**Task set:**
1. In the passage on heart failure self-care, what are the four care types in the Dyadic Heart Failure Care Typology?
2. Continue the passage on heart failure self-care in patient and caregiver dyads, starting after its final sentence.

**Exercise passage:**
▬▬▬▬▬▬▬▬▬▬
Palliative care has been inherently patient and family centered since inception.1 Yet relatively little is known about the impact that families have on patient’s heart failure (HF) self-care at home especially when compared with oncology and dementia populations.2 Self-care is defined as a naturalistic decision-making process that results in daily HF care such as adherence to recommendations for diet, medications, and exercise and weight monitoring, as well as symptom management if and when symptoms occur.3 For the purposes of this paper, self-care refers to both the patient’s care for his/her HF OR the caregiver’s care for the patient’s HF.
HF is a growing population in palliative care.1 Hospice and palliative nurses are taking care of more HF patients and families and need to be familiar with the HF self-care evidence base. What is currently known is that HF patients are rarely proficient in self-care. 3,4 One suggested solution has been to engage the help of an informal caregiver. For this reason, HF patient/informal caregiver dyads are currently undergoing careful examination in the cardiovascular nursing literature.5–8 Recent dyadic studies have uncovered gradients of individual contributions and expertise in dyadic self-care, 5 incongruence between patient and caregiver perceptions of self-care 6,8 and the impact of self-care on dyadic quality of life.7 This new focus on HF dyads comes with an associated need to study how dyadic dynamics influence self-care in greater depth. With the current emphasis on increasing access to outpatient palliative care it is imperative that palliative care nurses begin to assess and intervene, if necessary, in dyadic HF care.
Our team developed the Dyadic Heart Failure Care Typology 9 to help clinicians understand and assess dyads. Four care types: patient, caregiver, collaborative, and complementary suggested by the Actor Partner Interdependence Model,10 interdependence theory,11 and clinical practice were presented and characterized in an earlier qualitative study.9 Using instrumental case study methodology, defining features, subtypes, characteristics, and context were developed for the four care types. In particular, two of the care types (patient and caregiver types, where patients or caregivers provide care without input from the other partner) were determined to be individually-oriented while the other two types (collaborative and complementary where patients and caregivers provide care together) are relationally-oriented. An instrument to measure the care types, the Dyadic Symptom Management Type (DSMT) scale, was also developed and tested as part of this process.12 In preliminary psychometric evaluation, the DSMT scale showed fair strength of agreement between patient and caregiver response when both partners were tested and dyads expressed no difficulties in understanding the item or selecting their particular type.12 The next logical step after this rigorous process was to examine the relationship between dyadic orientation and patient reported outcomes.
The chronic illness literature suggests that dyads who share decisions and activities, such as relationally-oriented types, are more efficient and effective than those who don’t.13,14 Therefore, the purpose of this study was to examine differences between individually- and relationally-oriented dyads relative to patient symptom management scores, controlling for HF knowledge, relationship quality and the nature of the patient/caregiver relationship (spousal vs. nonspousal).
▬▬▬▬▬▬▬▬▬▬
**Extracted entries:**
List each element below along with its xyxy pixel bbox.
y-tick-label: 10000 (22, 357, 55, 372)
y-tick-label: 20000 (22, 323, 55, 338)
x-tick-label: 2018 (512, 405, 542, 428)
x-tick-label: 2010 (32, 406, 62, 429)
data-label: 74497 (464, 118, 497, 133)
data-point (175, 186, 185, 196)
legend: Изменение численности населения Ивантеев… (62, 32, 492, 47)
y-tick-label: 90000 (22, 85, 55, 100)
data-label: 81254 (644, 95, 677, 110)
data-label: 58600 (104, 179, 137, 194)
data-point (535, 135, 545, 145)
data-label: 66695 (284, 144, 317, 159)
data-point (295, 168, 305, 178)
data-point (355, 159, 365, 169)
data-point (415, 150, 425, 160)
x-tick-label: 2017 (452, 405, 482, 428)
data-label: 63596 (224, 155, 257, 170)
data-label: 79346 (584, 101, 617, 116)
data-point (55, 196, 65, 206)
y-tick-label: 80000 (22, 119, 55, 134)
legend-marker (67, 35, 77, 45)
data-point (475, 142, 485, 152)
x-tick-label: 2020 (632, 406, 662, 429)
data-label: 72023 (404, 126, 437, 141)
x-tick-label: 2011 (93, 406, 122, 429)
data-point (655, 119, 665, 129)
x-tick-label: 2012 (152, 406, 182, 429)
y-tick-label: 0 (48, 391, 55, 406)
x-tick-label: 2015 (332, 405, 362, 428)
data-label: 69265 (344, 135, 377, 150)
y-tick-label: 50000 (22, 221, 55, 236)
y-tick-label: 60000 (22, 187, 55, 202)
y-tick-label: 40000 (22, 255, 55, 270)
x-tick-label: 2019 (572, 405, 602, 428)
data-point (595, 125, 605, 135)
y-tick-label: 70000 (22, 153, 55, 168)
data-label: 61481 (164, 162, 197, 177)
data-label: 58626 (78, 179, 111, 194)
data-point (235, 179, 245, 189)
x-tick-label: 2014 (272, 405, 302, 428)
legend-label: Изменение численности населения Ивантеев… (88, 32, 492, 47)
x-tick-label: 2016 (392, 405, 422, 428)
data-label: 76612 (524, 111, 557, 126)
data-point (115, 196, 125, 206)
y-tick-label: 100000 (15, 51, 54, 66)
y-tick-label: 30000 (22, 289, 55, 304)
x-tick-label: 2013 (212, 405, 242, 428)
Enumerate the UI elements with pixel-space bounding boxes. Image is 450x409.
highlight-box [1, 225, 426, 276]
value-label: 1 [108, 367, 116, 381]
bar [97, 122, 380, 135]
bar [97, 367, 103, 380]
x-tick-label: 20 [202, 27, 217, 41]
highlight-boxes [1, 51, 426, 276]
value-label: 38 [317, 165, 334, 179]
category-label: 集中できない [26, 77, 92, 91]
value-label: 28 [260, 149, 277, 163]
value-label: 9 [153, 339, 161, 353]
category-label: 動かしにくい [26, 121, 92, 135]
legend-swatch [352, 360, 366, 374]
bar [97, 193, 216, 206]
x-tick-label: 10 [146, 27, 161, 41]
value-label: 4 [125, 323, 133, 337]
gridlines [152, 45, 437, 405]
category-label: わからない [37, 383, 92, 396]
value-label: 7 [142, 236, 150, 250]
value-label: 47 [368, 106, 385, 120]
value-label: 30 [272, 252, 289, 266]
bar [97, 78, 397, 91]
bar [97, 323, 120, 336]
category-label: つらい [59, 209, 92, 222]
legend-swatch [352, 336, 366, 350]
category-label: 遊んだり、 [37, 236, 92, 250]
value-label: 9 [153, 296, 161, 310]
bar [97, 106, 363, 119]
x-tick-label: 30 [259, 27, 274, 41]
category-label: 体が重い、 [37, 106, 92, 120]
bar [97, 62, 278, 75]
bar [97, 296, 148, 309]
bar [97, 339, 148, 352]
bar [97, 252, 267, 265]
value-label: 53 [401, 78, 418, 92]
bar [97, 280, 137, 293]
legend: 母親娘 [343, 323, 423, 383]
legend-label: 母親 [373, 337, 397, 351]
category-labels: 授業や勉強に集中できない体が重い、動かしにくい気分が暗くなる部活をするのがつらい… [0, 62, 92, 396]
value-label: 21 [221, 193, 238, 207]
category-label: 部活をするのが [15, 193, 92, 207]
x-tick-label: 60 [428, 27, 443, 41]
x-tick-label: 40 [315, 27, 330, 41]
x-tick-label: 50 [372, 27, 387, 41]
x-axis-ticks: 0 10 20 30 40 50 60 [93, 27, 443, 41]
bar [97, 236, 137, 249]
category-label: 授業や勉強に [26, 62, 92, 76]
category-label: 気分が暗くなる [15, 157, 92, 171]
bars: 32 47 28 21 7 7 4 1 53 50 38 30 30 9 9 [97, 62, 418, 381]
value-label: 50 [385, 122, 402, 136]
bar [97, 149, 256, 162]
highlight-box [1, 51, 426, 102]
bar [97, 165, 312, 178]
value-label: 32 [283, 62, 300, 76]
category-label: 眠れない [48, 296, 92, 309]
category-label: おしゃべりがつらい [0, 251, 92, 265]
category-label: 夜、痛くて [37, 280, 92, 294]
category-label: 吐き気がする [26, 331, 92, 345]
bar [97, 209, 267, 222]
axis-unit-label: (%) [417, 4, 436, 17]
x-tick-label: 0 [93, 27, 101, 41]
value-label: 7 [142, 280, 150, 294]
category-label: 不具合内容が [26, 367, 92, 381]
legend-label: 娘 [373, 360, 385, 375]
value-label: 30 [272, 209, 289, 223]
▬▬▬▬▬▬▬▬▬▬
**Answers for the tasks:**
1. Patient, caregiver, collaborative, and complementary.

2.
Methods
Study design
This study was part of a cross-sectional prospective study investigating dyadic symptom management in HF (R03NR014524). The conceptual framework for this study is the Actor Partner Interdependence model (APIM).10 Dyadic data, whether spousal, adult child, or other relationship are highly correlated. Therefore, dyadic data violates the assumption of independence necessary for statistical analysis. The APIM accounts for that lack of independence by modeling the interdependence of both the independent variables and the unexplained variance in the dependent variables from both members of the dyad resulting in more accurate estimates of parameters.10 In this project, dyadic type (measured in both patient and caregiver) was the independent variable and self-care (measured in both patient and caregiver was the dependent variable).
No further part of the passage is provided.